▶ **What you need to do**:
Pick every line with "this" from the material below.

▶ **Recorded information**:
+++
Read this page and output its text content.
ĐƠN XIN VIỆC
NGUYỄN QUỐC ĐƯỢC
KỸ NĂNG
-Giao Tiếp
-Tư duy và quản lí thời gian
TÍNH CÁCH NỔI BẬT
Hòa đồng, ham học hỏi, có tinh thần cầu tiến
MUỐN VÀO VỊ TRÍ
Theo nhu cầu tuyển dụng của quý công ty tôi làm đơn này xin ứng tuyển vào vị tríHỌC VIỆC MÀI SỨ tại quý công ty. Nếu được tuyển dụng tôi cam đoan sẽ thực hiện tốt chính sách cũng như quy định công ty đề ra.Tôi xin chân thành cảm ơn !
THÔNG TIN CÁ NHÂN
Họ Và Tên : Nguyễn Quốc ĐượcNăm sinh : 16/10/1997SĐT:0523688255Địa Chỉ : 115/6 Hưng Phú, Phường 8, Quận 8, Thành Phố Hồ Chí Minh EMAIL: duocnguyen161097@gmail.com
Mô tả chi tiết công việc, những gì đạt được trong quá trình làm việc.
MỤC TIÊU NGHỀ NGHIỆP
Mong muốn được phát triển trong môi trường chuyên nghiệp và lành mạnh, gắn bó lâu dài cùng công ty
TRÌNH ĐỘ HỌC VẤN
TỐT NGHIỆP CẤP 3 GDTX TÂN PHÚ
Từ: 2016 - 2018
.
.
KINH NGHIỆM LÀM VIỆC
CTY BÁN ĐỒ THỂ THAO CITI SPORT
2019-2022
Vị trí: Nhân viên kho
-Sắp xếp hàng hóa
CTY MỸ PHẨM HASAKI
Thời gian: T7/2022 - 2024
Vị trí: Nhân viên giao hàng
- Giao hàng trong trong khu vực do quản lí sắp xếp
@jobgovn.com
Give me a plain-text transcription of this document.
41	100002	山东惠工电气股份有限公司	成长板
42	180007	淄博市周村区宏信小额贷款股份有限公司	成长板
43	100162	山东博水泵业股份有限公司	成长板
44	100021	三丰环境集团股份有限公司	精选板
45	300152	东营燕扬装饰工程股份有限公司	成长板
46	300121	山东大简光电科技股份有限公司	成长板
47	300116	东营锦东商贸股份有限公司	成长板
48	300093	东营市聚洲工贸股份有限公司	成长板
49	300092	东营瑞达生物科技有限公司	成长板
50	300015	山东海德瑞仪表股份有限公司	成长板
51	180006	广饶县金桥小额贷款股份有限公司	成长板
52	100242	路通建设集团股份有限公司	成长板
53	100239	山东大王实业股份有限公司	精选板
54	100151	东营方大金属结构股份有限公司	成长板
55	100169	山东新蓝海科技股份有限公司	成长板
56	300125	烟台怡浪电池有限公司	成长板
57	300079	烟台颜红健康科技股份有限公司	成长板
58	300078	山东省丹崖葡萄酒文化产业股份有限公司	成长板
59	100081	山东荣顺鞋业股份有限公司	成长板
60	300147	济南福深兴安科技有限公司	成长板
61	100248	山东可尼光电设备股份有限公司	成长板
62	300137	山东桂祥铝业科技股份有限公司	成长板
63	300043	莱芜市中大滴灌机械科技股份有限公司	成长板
+++
▶ **Exercise solution**:
Read this page and output its text content.
Give me a plain-text transcription of this document.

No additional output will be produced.